=== AIM OF THE TASK ===
Gather up every line from the entries below that uses the word "dead".

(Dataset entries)
------------------------------------------------------------

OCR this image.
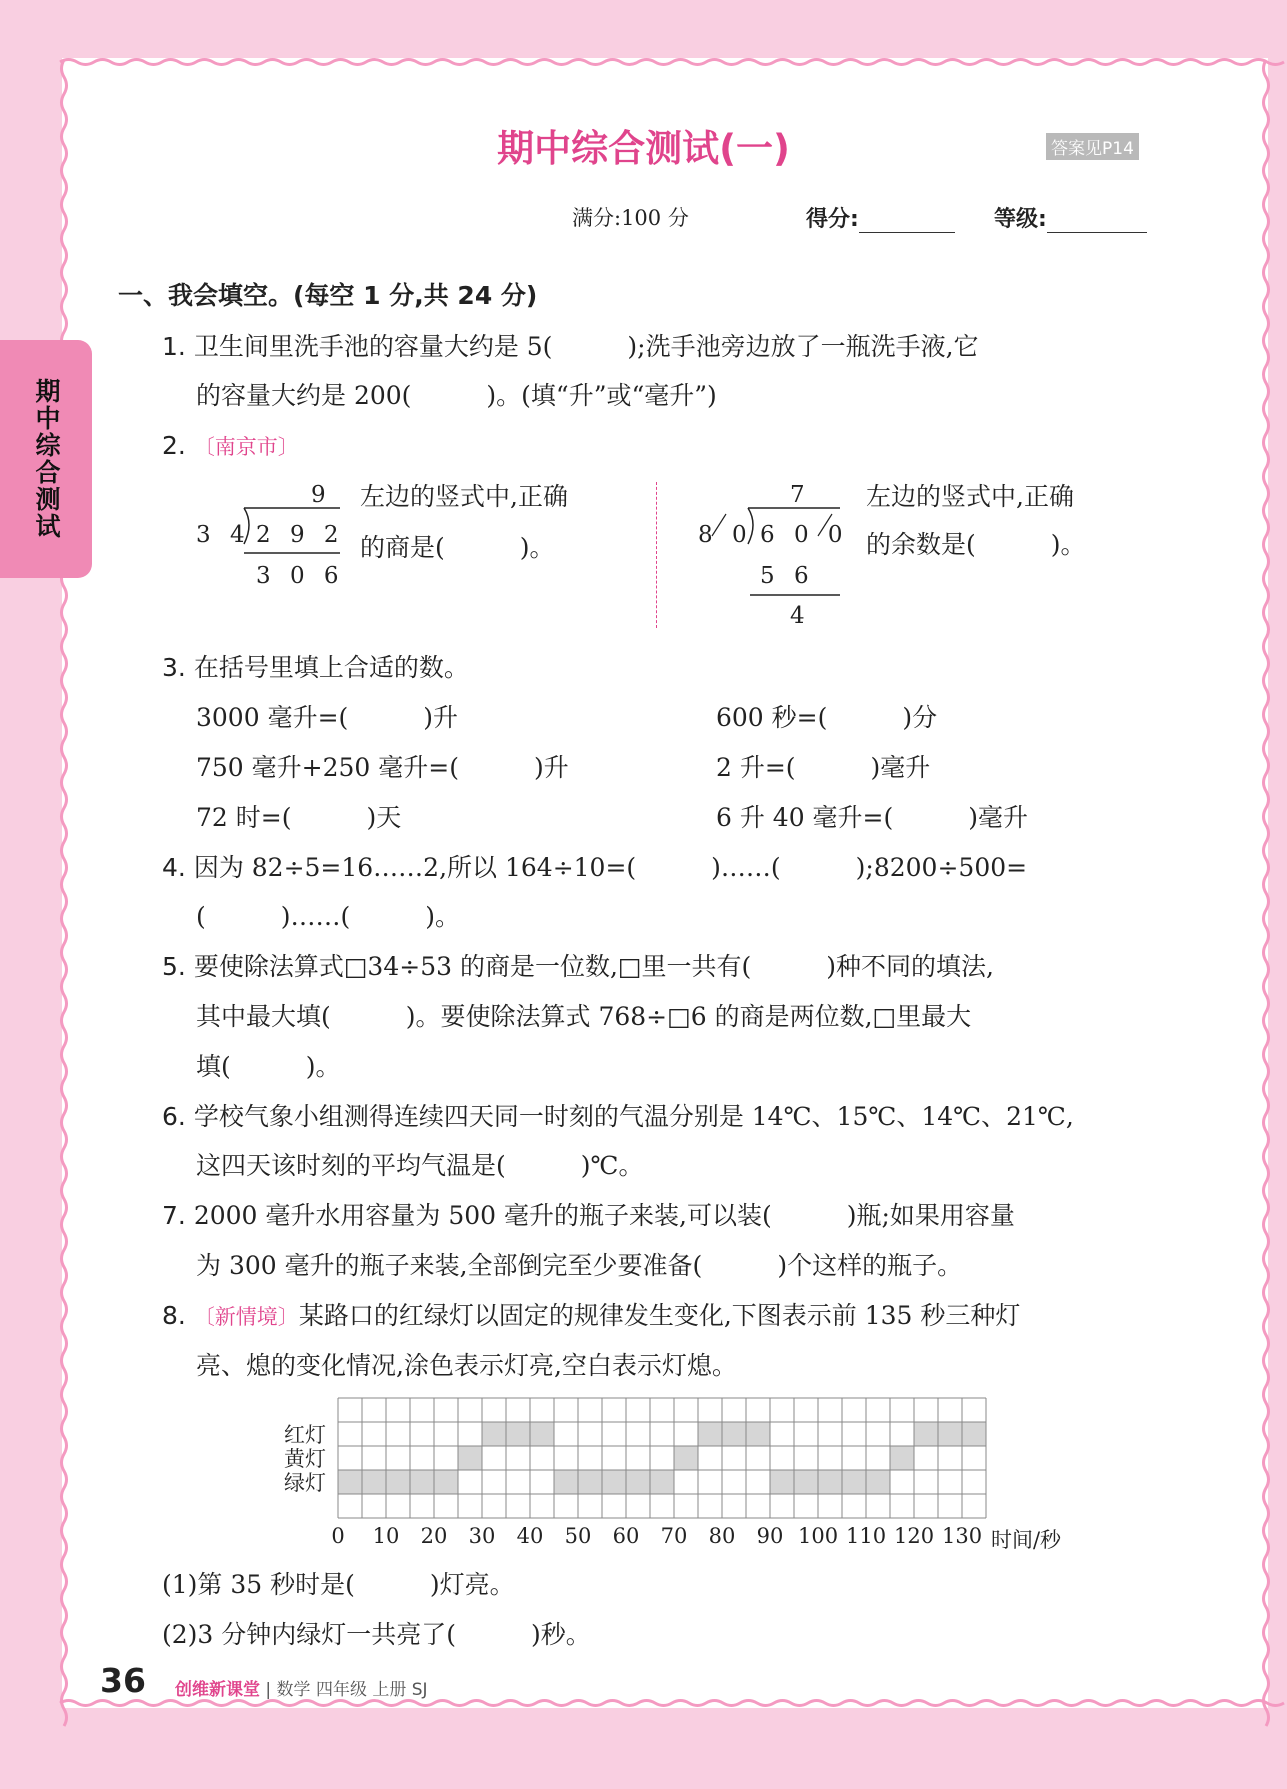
期中综合测试
期中综合测试(一)	答案见P14
满分:100 分	得分:	等级:
一、我会填空。(每空 1 分,共 24 分)
1. 卫生间里洗手池的容量大约是 5(　　　);洗手池旁边放了一瓶洗手液,它
的容量大约是 200(　　　)。(填“升”或“毫升”)
2. 〔南京市〕
9
3 4 2 9 2
3 0 6
左边的竖式中,正确
的商是(　　　)。
7
8 0 6 0 0
5 6
4
左边的竖式中,正确
的余数是(　　　)。
3. 在括号里填上合适的数。
3000 毫升=(　　　)升	600 秒=(　　　)分
750 毫升+250 毫升=(　　　)升	2 升=(　　　)毫升
72 时=(　　　)天	6 升 40 毫升=(　　　)毫升
4. 因为 82÷5=16……2,所以 164÷10=(　　　)……(　　　);8200÷500=
(　　　)……(　　　)。
5. 要使除法算式□34÷53 的商是一位数,□里一共有(　　　)种不同的填法,
其中最大填(　　　)。要使除法算式 768÷□6 的商是两位数,□里最大
填(　　　)。
6. 学校气象小组测得连续四天同一时刻的气温分别是 14℃、15℃、14℃、21℃,
这四天该时刻的平均气温是(　　　)℃。
7. 2000 毫升水用容量为 500 毫升的瓶子来装,可以装(　　　)瓶;如果用容量
为 300 毫升的瓶子来装,全部倒完至少要准备(　　　)个这样的瓶子。
8. 〔新情境〕某路口的红绿灯以固定的规律发生变化,下图表示前 135 秒三种灯
亮、熄的变化情况,涂色表示灯亮,空白表示灯熄。
红灯
黄灯
绿灯
0	10	20	30	40	50	60	70	80	90 100 110 120 130 时间/秒
(1)第 35 秒时是(　　　)灯亮。
(2)3 分钟内绿灯一共亮了(　　　)秒。
36 创维新课堂 | 数学 四年级 上册 SJ
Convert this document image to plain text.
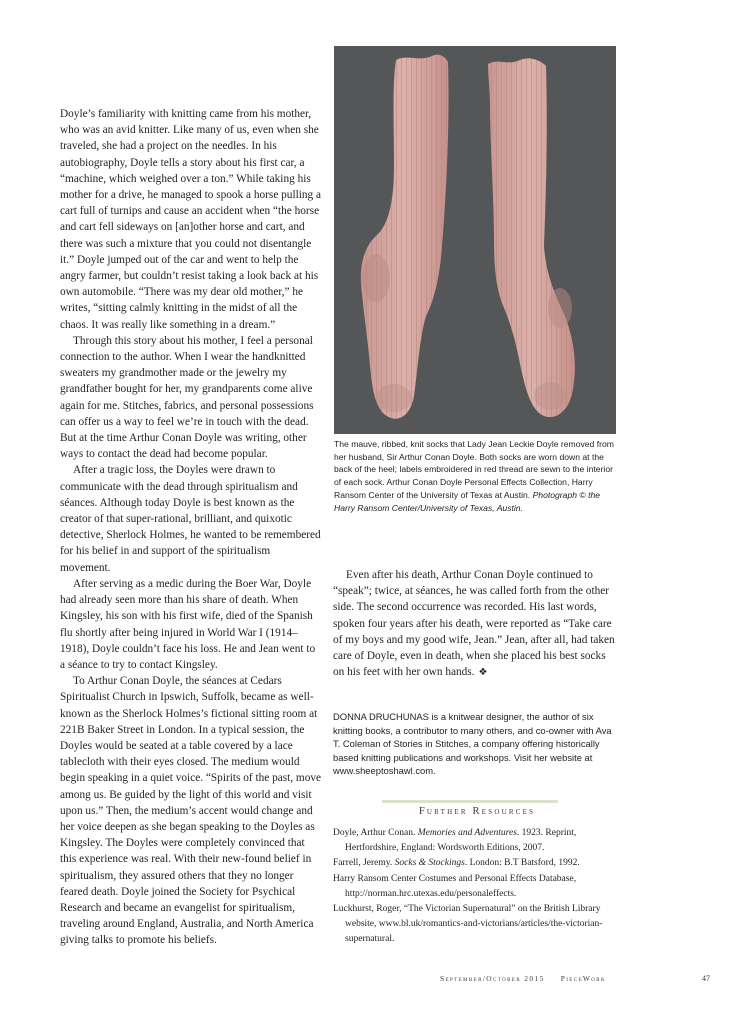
Doyle’s familiarity with knitting came from his mother, who was an avid knitter. Like many of us, even when she traveled, she had a project on the needles. In his autobiography, Doyle tells a story about his first car, a “machine, which weighed over a ton.” While taking his mother for a drive, he managed to spook a horse pulling a cart full of turnips and cause an accident when “the horse and cart fell sideways on [an]other horse and cart, and there was such a mixture that you could not disentangle it.” Doyle jumped out of the car and went to help the angry farmer, but couldn’t resist taking a look back at his own automobile. “There was my dear old mother,” he writes, “sitting calmly knitting in the midst of all the chaos. It was really like something in a dream.”

Through this story about his mother, I feel a personal connection to the author. When I wear the handknitted sweaters my grandmother made or the jewelry my grandfather bought for her, my grandparents come alive again for me. Stitches, fabrics, and personal possessions can offer us a way to feel we’re in touch with the dead. But at the time Arthur Conan Doyle was writing, other ways to contact the dead had become popular.

After a tragic loss, the Doyles were drawn to communicate with the dead through spiritualism and séances. Although today Doyle is best known as the creator of that super-rational, brilliant, and quixotic detective, Sherlock Holmes, he wanted to be remembered for his belief in and support of the spiritualism movement.

After serving as a medic during the Boer War, Doyle had already seen more than his share of death. When Kingsley, his son with his first wife, died of the Spanish flu shortly after being injured in World War I (1914–1918), Doyle couldn’t face his loss. He and Jean went to a séance to try to contact Kingsley.

To Arthur Conan Doyle, the séances at Cedars Spiritualist Church in Ipswich, Suffolk, became as well-known as the Sherlock Holmes’s fictional sitting room at 221B Baker Street in London. In a typical session, the Doyles would be seated at a table covered by a lace tablecloth with their eyes closed. The medium would begin speaking in a quiet voice. “Spirits of the past, move among us. Be guided by the light of this world and visit upon us.” Then, the medium’s accent would change and her voice deepen as she began speaking to the Doyles as Kingsley. The Doyles were completely convinced that this experience was real. With their new-found belief in spiritualism, they assured others that they no longer feared death. Doyle joined the Society for Psychical Research and became an evangelist for spiritualism, traveling around England, Australia, and North America giving talks to promote his beliefs.

The mauve, ribbed, knit socks that Lady Jean Leckie Doyle removed from her husband, Sir Arthur Conan Doyle. Both socks are worn down at the back of the heel; labels embroidered in red thread are sewn to the interior of each sock. Arthur Conan Doyle Personal Effects Collection, Harry Ransom Center of the University of Texas at Austin. Photograph © the Harry Ransom Center/University of Texas, Austin.

Even after his death, Arthur Conan Doyle continued to “speak”; twice, at séances, he was called forth from the other side. The second occurrence was recorded. His last words, spoken four years after his death, were reported as “Take care of my boys and my good wife, Jean.” Jean, after all, had taken care of Doyle, even in death, when she placed his best socks on his feet with her own hands. ❖

DONNA DRUCHUNAS is a knitwear designer, the author of six knitting books, a contributor to many others, and co-owner with Ava T. Coleman of Stories in Stitches, a company offering historically based knitting publications and workshops. Visit her website at www.sheeptoshawl.com.
Further Resources
Doyle, Arthur Conan. Memories and Adventures. 1923. Reprint, Hertfordshire, England: Wordsworth Editions, 2007.
Farrell, Jeremy. Socks & Stockings. London: B.T Batsford, 1992.
Harry Ransom Center Costumes and Personal Effects Database, http://norman.hrc.utexas.edu/personaleffects.
Luckhurst, Roger, “The Victorian Supernatural” on the British Library website, www.bl.uk/romantics-and-victorians/articles/the-victorian-supernatural.
September/October 2015 PieceWork	47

------------------------------------------------------------

=== SOLUTION FOR THIS PROBLEM ===
Through this story about his mother, I feel a personal connection to the author. When I wear the handknitted sweaters my grandmother made or the jewelry my grandfather bought for her, my grandparents come alive again for me. Stitches, fabrics, and personal possessions can offer us a way to feel we’re in touch with the dead. But at the time Arthur Conan Doyle was writing, other ways to contact the dead had become popular.
After a tragic loss, the Doyles were drawn to communicate with the dead through spiritualism and séances. Although today Doyle is best known as the creator of that super-rational, brilliant, and quixotic detective, Sherlock Holmes, he wanted to be remembered for his belief in and support of the spiritualism movement.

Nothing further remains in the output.